What you have to do:
Pull every line with the word "name" out of the entries below.

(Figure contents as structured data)
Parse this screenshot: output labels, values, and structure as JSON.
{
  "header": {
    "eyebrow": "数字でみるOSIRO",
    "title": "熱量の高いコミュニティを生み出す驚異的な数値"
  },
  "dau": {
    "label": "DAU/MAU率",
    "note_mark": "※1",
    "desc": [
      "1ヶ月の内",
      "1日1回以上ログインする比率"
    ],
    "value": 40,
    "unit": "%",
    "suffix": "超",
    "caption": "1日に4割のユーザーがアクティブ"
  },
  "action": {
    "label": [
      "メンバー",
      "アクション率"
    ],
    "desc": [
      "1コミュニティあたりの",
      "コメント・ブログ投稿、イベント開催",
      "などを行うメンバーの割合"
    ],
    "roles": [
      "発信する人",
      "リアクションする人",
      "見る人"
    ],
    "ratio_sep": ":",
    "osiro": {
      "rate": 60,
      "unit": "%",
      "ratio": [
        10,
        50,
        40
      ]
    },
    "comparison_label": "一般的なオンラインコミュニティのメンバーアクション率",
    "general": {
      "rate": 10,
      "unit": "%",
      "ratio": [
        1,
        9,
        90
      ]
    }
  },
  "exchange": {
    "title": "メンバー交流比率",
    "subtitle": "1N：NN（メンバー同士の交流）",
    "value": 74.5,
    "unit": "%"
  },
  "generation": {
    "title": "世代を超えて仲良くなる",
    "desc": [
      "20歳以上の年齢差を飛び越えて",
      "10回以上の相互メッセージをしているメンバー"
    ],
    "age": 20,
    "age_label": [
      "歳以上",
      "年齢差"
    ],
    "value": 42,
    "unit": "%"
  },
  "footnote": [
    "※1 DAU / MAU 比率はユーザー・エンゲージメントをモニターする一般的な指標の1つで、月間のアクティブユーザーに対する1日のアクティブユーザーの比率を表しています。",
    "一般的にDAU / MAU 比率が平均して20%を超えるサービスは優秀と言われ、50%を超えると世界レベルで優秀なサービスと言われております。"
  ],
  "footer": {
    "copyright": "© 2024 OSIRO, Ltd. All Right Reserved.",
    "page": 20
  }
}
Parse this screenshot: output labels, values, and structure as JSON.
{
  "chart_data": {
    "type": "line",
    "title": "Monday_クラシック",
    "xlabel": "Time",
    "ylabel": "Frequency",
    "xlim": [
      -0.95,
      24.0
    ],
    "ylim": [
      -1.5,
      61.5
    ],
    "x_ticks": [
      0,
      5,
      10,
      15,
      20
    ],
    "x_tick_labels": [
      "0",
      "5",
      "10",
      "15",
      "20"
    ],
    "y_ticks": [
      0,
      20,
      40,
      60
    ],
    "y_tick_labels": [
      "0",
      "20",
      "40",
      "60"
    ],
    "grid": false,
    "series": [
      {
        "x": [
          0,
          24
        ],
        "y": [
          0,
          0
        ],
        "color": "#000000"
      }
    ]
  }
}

==

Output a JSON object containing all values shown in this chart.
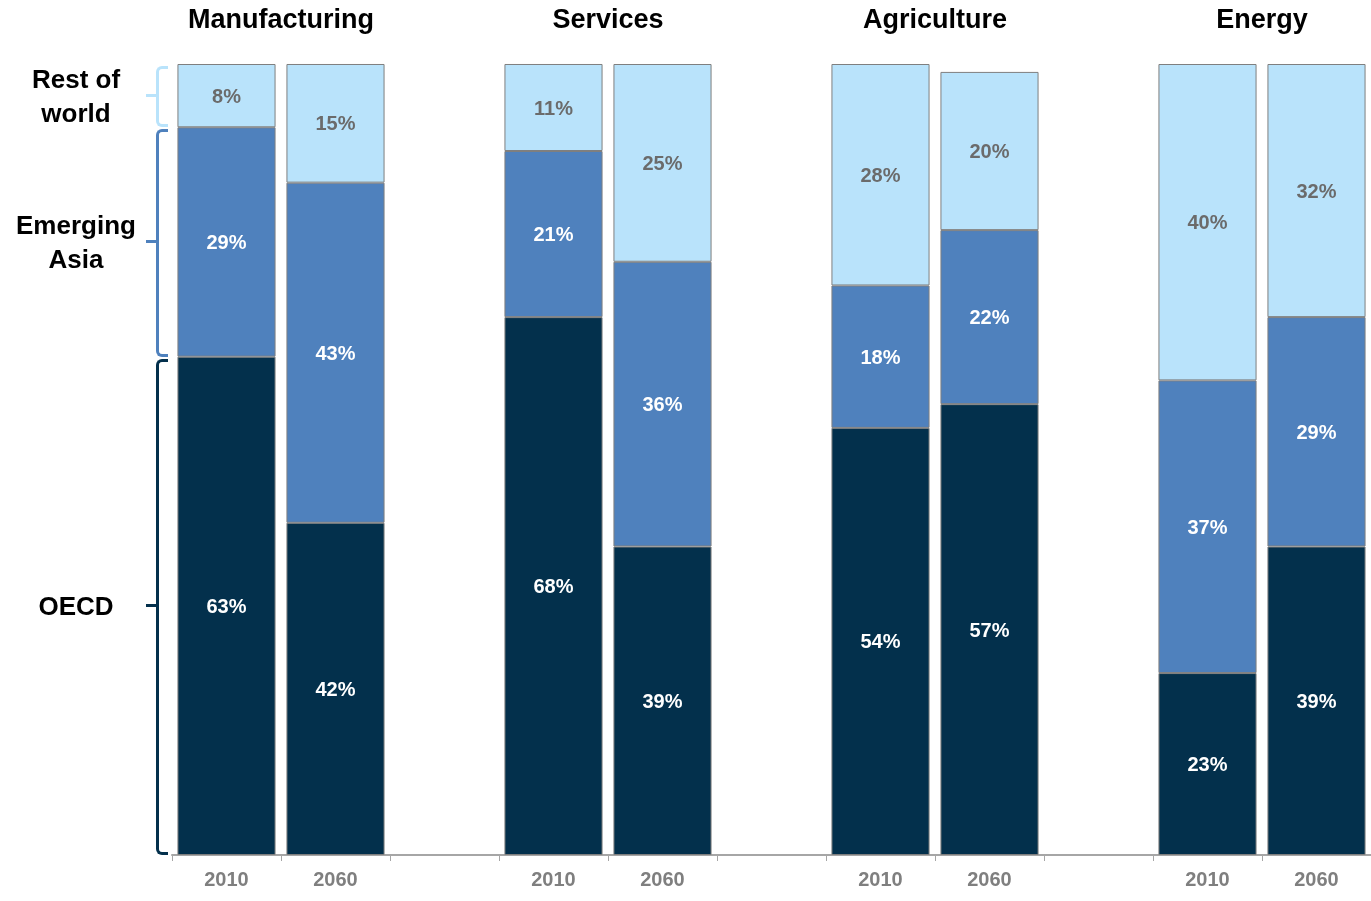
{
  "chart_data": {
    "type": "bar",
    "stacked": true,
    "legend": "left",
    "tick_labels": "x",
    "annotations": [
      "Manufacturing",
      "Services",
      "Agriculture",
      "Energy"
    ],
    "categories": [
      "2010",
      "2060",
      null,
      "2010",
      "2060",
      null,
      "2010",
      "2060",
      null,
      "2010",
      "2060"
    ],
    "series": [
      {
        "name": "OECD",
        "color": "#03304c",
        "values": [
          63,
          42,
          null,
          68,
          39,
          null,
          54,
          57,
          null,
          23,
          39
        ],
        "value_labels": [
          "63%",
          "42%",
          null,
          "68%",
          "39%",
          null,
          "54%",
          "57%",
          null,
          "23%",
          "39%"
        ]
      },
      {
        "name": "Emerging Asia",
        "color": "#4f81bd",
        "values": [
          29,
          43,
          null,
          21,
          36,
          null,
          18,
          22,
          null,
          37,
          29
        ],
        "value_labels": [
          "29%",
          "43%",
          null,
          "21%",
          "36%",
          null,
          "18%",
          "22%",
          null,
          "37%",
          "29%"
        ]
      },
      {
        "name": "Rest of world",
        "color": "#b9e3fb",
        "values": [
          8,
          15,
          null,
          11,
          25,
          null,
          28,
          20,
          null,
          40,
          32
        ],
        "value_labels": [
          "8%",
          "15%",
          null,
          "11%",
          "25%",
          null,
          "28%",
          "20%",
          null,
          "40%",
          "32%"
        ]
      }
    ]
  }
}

The completed task:
        "name": "OECD",
        "name": "Emerging Asia",
        "name": "Rest of world",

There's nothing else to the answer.